[PROBLEM REQUIREMENTS]
List each line of the data that holds the word "this".

Figure contents as structured data:
════════════════
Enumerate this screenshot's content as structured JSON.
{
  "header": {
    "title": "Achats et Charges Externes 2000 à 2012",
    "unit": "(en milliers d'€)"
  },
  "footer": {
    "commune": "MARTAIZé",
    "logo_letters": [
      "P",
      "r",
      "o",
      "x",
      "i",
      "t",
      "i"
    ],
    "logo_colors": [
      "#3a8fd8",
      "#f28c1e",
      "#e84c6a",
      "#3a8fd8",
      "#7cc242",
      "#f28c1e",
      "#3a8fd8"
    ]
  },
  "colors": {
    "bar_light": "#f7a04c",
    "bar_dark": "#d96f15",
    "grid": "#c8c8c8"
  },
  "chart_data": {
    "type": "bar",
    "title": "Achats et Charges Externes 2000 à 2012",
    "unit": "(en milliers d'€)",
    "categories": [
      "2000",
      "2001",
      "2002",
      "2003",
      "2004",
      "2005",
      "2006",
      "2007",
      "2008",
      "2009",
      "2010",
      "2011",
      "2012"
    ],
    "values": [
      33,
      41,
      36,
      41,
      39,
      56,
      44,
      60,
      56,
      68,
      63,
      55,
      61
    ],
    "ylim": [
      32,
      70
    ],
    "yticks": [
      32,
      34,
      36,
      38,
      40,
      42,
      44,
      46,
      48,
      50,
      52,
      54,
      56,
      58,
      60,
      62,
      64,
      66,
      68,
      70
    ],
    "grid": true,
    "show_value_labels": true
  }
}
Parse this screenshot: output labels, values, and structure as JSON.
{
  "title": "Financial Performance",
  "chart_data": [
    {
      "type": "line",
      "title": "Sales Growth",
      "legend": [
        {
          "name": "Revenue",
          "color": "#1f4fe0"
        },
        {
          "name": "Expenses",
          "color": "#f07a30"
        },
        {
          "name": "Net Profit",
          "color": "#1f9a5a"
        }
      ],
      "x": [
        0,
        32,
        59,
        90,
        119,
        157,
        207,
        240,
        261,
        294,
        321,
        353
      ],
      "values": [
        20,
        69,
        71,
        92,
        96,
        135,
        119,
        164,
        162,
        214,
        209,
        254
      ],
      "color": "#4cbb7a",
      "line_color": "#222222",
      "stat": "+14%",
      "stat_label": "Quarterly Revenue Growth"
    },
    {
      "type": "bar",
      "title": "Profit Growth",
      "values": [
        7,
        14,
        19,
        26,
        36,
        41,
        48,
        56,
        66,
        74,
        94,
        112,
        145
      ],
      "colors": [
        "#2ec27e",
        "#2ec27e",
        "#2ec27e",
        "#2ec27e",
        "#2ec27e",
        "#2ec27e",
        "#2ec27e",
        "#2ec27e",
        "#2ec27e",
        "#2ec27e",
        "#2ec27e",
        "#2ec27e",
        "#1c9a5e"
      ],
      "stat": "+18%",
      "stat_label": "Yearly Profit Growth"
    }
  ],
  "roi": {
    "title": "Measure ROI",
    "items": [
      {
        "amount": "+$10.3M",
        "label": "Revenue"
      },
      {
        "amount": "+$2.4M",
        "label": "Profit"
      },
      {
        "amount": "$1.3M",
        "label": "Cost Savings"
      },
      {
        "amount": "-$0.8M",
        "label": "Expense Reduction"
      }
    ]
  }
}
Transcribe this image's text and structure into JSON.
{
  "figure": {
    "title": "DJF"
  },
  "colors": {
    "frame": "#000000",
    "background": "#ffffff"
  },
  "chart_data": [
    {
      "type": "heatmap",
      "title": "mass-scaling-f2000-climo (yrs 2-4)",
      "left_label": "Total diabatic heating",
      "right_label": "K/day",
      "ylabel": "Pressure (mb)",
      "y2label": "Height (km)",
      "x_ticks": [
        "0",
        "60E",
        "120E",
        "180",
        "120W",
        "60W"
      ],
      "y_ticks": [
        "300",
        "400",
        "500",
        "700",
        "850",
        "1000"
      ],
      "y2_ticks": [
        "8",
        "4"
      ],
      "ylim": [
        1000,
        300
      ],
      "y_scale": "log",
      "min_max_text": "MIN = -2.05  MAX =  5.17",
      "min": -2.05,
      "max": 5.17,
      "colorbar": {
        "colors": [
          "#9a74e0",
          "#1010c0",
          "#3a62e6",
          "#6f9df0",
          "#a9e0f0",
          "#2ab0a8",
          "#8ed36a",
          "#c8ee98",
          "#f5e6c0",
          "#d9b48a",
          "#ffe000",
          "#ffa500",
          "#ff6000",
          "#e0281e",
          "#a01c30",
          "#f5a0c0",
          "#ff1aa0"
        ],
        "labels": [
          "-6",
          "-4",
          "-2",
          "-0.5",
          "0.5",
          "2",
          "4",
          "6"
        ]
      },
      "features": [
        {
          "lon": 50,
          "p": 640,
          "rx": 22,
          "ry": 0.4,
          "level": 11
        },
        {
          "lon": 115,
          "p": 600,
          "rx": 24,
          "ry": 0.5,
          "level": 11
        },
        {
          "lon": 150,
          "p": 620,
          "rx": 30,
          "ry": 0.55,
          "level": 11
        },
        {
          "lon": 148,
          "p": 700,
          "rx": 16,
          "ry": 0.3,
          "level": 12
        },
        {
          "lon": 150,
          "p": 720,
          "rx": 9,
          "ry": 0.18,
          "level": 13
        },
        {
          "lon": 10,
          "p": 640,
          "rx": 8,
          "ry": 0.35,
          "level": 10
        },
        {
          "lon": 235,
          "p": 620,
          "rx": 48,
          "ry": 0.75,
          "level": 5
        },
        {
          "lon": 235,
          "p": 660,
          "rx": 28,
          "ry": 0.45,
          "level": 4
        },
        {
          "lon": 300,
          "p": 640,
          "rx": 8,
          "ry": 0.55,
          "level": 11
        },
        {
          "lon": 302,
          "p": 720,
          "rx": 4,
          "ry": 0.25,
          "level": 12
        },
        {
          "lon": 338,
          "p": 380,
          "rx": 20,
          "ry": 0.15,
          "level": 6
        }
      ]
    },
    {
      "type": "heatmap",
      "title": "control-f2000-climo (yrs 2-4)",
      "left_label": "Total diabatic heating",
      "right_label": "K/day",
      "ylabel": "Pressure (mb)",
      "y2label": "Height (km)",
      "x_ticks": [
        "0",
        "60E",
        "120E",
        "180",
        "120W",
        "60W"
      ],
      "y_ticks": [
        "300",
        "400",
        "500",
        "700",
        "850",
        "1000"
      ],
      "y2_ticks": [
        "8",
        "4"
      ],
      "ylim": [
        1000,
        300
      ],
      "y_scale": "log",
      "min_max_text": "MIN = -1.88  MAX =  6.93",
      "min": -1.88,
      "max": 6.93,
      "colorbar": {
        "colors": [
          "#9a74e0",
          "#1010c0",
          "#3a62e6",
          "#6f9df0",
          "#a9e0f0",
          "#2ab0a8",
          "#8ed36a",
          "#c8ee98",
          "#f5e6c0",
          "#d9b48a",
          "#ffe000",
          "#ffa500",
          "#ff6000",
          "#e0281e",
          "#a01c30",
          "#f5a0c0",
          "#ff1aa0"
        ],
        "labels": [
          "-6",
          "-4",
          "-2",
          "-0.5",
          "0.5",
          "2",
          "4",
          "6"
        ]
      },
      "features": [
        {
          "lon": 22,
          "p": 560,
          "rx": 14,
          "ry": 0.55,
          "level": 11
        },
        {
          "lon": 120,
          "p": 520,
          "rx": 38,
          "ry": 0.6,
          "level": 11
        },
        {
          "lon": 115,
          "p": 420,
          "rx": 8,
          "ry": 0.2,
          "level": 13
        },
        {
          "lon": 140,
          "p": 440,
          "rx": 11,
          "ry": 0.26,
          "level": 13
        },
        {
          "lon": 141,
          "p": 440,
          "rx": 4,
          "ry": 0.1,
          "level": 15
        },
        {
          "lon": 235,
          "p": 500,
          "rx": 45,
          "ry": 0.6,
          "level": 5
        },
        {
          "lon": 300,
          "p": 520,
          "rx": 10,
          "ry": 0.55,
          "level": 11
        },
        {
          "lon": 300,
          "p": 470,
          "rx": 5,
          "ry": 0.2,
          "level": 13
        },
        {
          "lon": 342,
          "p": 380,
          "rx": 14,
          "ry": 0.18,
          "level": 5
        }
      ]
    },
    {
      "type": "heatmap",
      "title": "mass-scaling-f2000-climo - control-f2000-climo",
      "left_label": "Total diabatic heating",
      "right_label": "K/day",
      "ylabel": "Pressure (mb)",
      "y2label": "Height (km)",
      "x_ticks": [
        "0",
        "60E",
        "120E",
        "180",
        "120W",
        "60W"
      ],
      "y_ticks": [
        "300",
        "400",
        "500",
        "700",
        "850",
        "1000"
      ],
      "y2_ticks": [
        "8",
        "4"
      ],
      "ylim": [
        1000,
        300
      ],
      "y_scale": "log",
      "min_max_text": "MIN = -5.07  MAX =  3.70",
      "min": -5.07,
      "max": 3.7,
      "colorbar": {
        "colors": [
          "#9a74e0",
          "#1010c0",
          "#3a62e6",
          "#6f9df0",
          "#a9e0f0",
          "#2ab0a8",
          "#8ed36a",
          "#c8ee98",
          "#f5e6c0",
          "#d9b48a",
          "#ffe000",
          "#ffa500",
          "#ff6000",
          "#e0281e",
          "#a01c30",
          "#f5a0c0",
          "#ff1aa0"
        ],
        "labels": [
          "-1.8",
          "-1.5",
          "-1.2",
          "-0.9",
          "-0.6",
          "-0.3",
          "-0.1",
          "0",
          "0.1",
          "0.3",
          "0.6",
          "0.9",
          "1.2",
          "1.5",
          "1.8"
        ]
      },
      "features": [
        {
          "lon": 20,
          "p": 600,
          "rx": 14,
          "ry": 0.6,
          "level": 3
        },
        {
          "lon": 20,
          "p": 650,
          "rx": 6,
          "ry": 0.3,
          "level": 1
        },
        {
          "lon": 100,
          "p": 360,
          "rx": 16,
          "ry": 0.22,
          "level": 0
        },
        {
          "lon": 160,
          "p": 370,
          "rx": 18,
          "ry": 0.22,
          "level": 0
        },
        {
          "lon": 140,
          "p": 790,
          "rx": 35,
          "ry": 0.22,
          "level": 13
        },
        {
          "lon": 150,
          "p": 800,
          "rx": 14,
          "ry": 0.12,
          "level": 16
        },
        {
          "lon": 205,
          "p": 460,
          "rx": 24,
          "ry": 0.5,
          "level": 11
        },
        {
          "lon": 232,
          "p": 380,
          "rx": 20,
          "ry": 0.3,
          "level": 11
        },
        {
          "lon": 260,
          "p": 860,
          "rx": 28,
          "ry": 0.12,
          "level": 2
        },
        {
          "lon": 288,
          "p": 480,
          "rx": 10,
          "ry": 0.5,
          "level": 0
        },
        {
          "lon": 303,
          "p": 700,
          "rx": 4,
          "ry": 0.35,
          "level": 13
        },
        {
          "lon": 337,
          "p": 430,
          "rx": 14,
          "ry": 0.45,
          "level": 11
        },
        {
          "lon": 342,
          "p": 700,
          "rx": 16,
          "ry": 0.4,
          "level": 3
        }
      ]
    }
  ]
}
════════════════
[WRITTEN SOLUTION]
Enumerate this screenshot's content as structured JSON.
Parse this screenshot: output labels, values, and structure as JSON.
Transcribe this image's text and structure into JSON.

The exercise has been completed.